- _Stored records_:
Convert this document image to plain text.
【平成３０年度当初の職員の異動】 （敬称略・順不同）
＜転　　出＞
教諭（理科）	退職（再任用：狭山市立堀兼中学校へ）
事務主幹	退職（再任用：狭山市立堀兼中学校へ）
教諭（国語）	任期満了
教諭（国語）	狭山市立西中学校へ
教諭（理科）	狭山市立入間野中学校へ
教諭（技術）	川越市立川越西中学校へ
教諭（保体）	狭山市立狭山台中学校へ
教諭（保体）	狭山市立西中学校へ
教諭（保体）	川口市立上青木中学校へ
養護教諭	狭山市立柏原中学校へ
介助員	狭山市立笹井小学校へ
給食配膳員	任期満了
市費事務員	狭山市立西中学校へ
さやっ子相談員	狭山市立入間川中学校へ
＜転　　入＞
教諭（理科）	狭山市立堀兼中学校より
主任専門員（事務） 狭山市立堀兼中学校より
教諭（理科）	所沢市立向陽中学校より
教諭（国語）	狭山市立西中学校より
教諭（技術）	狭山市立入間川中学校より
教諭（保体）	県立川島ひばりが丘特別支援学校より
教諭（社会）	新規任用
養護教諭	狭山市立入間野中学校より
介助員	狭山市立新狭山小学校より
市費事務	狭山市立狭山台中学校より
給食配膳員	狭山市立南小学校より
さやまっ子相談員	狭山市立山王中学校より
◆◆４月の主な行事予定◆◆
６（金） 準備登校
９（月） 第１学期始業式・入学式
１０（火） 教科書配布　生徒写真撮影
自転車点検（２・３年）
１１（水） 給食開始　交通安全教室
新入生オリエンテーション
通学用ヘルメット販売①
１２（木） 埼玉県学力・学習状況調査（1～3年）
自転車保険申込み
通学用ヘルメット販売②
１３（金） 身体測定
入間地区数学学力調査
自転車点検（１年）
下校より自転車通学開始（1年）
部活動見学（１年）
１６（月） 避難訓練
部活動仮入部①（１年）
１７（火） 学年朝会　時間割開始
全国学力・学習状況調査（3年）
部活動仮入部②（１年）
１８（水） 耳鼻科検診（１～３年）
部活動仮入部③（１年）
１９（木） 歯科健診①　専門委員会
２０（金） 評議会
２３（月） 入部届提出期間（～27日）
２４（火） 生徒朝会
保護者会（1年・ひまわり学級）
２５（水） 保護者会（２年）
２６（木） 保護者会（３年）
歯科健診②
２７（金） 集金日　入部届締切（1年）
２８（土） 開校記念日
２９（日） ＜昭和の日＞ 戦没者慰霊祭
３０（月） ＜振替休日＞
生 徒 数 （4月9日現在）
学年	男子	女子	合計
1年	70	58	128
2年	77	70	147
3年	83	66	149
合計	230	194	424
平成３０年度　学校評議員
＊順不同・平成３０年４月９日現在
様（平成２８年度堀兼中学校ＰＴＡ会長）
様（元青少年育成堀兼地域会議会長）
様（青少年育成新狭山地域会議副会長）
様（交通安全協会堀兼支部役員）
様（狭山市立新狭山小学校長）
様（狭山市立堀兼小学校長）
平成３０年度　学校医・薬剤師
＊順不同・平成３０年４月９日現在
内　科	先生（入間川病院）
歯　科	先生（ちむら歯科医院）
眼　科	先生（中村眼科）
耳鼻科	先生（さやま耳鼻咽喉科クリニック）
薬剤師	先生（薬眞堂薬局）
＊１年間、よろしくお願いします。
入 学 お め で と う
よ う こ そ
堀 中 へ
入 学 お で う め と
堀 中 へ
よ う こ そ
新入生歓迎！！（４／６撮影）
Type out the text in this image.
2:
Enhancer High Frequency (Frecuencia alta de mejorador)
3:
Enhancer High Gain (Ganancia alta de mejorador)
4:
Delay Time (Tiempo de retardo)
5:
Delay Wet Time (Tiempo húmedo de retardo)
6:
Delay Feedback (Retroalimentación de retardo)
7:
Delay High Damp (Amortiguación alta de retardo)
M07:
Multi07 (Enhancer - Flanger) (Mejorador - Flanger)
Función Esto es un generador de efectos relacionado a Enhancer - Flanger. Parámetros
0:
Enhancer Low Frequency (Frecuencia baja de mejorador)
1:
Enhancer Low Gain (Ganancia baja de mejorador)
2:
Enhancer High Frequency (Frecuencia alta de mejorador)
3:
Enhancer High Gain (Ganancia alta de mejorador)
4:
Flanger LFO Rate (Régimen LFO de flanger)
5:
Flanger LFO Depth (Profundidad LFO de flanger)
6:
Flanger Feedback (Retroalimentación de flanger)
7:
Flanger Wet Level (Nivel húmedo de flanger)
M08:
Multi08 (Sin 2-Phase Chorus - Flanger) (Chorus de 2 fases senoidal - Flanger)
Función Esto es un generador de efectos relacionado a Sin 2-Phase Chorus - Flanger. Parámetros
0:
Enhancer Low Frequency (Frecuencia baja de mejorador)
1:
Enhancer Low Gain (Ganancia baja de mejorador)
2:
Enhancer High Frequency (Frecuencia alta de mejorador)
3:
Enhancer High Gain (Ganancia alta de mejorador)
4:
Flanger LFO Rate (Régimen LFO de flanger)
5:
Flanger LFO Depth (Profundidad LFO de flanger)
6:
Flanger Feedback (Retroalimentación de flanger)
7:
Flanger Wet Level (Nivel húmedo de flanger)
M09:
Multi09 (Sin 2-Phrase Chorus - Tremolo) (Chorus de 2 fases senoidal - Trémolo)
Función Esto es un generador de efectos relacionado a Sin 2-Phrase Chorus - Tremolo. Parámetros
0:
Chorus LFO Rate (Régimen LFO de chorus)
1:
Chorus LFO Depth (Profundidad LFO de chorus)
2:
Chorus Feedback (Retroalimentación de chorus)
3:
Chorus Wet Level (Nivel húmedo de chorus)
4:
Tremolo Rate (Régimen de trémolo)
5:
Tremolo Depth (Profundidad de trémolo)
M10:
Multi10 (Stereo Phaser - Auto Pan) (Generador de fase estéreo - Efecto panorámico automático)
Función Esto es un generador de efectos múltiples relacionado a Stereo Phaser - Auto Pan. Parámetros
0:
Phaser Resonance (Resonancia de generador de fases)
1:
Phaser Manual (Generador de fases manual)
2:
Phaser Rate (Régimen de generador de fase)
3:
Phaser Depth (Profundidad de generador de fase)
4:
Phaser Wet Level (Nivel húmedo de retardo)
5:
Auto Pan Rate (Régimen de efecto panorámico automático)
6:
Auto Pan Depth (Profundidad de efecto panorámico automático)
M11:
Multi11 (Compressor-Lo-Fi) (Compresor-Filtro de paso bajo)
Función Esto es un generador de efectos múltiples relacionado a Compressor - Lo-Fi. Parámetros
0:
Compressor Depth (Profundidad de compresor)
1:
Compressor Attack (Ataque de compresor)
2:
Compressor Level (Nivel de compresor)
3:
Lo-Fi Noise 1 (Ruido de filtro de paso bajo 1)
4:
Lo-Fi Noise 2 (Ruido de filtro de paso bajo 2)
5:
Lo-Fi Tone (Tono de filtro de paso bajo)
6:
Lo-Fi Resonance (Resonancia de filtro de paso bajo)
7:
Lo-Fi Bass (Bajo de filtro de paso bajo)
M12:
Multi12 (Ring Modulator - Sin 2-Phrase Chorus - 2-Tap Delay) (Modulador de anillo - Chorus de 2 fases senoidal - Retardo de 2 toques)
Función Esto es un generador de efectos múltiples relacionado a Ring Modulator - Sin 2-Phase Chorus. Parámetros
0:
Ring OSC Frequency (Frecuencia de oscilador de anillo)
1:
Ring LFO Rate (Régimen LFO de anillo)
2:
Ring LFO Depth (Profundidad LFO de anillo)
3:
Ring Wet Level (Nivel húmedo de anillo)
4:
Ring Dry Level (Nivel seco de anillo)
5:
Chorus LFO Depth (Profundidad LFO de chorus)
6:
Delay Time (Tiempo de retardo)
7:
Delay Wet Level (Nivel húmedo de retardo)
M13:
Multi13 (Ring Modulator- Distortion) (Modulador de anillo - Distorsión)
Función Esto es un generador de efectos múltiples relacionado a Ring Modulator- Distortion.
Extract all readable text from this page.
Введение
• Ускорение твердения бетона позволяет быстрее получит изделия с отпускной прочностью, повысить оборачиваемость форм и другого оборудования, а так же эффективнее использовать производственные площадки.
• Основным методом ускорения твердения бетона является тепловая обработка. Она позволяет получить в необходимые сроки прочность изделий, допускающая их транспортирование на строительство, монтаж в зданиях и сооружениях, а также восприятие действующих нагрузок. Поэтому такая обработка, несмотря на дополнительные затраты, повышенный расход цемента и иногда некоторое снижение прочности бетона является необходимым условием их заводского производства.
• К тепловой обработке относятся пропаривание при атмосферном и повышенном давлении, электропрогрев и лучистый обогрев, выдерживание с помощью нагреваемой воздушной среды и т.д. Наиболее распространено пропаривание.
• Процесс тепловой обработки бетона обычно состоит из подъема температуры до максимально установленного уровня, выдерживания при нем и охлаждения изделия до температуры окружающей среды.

- _Requirements_:
Read through the entries and copy each line in which "Auto" appears.

- _Worked solution_:
Multi10 (Stereo Phaser - Auto Pan) (Generador de fase estéreo - Efecto panorámico automático)
Función Esto es un generador de efectos múltiples relacionado a Stereo Phaser - Auto Pan. Parámetros
Auto Pan Rate (Régimen de efecto panorámico automático)
Auto Pan Depth (Profundidad de efecto panorámico automático)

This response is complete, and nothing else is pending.